- Set of tasks:
A. Answer these questions from the edgeR forum thread:
(i) To which versions of R and edgeR was the software updated?
(ii) What count appears next to 0 in the version 3.12 result?
(iii) Which two functions does the reply recommend using together?
B. Translate this sentence from the edgeR forum thread into Spanish: "This has been patched in the newer version, which should (correctly) give a smaller bound, greater power and more DE genes."
C. Reproduce the part of the edgeR forum thread starting with "2. I noticed" and going on through "colnames(design) <- levels(Group)".

- Quoted passage:
+--
Hi,

I'm using edgeR to analyze a RNAseq data set which has many biological replicates and several variables. I have tried to use both the exact test pipeline and the glm function.

1. Which of the three approaches (exactTest, glmFit, glmQLFit)  is more appropriate for my data set? 
2. I noticed that by updating R to the 3.3.1 version and edgeR to 3.14 version the results of the glmQLFit are different from the ones obtained with R 3.2.2 and edgeR 3.12 version (see below). Is there a difference in the glmQLFit between the two versions?

My code is as follows:

y <- calcNormFactors(y)
design <- model.matrix(~0+Group)
colnames(design) <- levels(Group)
y <- estimateDisp(y, design)
qlfit <- glmQLFit(y, design)
my.contrasts <- makeContrasts(
  D1.DvsD0.D= D1.D-D0.D,
  D2.DvsD1.D= D2.D-D1.D,levels=design)
lrt <- glmQLFTest(qlfit, contrast=my.contrasts[,"D1.DvsD0.D"])
d1<- topTags(lrt, n=Inf)

Version 3.12 result:
summary (dup<- decideTestsDGE(lrt)) 
   [,1]
-1 3566
0  6725
1  2714

Version 3.14 result:
summary (dup<- decideTestsDGE(lrt)) 
   [,1]
-1 4323
0  5535
1  3147

Any advice is much appreciated!

It seems like you have a one-way layout, so you could use any of the three approaches. However, I would suggest that you use glmQLFit + glmQLFTest as they provide the most accurate type I error control. This is because they account for the uncertainty of the dispersion estimates (which can be considerable when you have few replicates and/or the amount of shrinkage is low), whereas the other methods do not.

As for the differences between versions, this is probably due to an error in the older version. Briefly, there is some code in glmQLFTest to put a lower bound on the p-value, under the assumption that genes should not exhibit below-Poisson variance. In the older version, this bound was not calculated correctly as the dispersion for the GLM in this part of the code was set to the trended dispersion rather than zero. This has been patched in the newer version, which should (correctly) give a smaller bound, greater power and more DE genes.
+--
- Stored data:
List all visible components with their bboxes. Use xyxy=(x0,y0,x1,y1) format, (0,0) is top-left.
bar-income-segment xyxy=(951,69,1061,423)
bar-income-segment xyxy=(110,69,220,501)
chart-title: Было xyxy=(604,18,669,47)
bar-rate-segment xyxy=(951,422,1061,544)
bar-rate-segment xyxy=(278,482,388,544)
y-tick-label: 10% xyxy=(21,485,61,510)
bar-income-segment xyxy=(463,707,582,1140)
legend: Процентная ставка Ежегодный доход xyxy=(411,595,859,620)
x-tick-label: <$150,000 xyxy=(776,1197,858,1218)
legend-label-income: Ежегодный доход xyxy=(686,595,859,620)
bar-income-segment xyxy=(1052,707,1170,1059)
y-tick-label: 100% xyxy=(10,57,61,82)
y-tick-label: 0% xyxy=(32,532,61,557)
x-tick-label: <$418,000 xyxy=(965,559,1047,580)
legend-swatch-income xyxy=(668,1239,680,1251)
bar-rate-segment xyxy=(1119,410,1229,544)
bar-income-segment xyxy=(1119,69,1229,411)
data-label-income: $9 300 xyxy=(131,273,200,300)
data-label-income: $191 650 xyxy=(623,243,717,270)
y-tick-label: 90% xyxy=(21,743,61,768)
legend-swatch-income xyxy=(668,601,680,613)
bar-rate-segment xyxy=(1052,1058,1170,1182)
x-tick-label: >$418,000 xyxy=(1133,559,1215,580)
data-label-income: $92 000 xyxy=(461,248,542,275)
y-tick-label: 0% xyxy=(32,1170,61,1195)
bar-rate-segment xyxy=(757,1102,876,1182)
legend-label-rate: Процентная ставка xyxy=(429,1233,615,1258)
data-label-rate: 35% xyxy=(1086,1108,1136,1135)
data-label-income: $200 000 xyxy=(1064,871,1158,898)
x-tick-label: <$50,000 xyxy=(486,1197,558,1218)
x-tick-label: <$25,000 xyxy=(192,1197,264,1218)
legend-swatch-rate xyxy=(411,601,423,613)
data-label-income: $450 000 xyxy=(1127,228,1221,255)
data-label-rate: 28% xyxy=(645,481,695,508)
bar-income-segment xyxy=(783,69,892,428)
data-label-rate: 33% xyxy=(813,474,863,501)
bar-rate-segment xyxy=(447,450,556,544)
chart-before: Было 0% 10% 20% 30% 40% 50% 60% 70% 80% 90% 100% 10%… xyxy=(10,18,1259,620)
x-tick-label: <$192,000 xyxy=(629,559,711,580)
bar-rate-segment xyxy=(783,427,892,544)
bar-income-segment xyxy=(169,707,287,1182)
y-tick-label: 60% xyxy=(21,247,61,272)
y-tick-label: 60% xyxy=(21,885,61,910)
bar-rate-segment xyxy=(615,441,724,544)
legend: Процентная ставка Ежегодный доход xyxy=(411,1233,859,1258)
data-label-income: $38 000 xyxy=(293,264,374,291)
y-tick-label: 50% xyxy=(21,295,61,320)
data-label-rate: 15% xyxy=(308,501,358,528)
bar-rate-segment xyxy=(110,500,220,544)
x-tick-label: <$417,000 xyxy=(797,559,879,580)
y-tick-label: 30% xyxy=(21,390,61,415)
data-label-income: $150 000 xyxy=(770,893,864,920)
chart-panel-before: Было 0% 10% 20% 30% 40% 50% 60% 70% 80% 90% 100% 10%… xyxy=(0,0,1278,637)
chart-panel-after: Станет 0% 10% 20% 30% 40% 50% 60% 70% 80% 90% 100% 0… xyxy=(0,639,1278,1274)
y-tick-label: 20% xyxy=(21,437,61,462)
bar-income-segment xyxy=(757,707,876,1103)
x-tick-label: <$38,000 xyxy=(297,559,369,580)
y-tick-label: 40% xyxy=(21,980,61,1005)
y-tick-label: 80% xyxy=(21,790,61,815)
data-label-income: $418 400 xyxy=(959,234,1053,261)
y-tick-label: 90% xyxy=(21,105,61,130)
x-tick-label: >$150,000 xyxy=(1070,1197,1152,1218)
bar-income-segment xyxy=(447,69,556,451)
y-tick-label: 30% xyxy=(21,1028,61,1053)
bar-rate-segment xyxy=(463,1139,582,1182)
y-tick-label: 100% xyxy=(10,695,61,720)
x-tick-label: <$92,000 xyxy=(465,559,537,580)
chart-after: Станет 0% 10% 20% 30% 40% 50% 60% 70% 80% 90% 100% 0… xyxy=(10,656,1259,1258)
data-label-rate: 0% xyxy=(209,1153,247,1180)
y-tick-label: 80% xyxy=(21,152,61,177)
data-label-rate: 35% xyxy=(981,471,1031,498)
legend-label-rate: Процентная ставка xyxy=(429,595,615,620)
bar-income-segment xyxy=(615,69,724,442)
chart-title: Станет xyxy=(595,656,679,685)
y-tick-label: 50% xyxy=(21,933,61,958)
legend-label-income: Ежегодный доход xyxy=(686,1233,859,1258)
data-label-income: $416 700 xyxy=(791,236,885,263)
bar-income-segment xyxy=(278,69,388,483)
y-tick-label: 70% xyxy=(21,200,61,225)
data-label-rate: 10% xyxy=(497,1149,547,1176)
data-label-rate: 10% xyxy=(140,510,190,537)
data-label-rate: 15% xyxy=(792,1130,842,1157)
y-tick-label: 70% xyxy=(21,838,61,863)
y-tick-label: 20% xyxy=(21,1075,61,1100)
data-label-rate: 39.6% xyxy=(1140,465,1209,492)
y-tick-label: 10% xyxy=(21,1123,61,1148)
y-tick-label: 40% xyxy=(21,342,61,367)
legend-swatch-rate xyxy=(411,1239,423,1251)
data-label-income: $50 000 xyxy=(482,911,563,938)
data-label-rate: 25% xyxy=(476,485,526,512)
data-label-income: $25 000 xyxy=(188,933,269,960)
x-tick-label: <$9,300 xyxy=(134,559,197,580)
+--
- Solutions in order:
A.
(i) R 3.3.1 and edgeR 3.14.
(ii) 6725.
(iii) glmQLFit and glmQLFTest.

B. Esto se ha corregido en la versión más reciente, que debería dar (correctamente) un límite menor, mayor potencia y más genes DE.

C.
2. I noticed that by updating R to the 3.3.1 version and edgeR to 3.14 version the results of the glmQLFit are different from the ones obtained with R 3.2.2 and edgeR 3.12 version (see below). Is there a difference in the glmQLFit between the two versions?

My code is as follows:

y <- calcNormFactors(y)
design <- model.matrix(~0+Group)
colnames(design) <- levels(Group)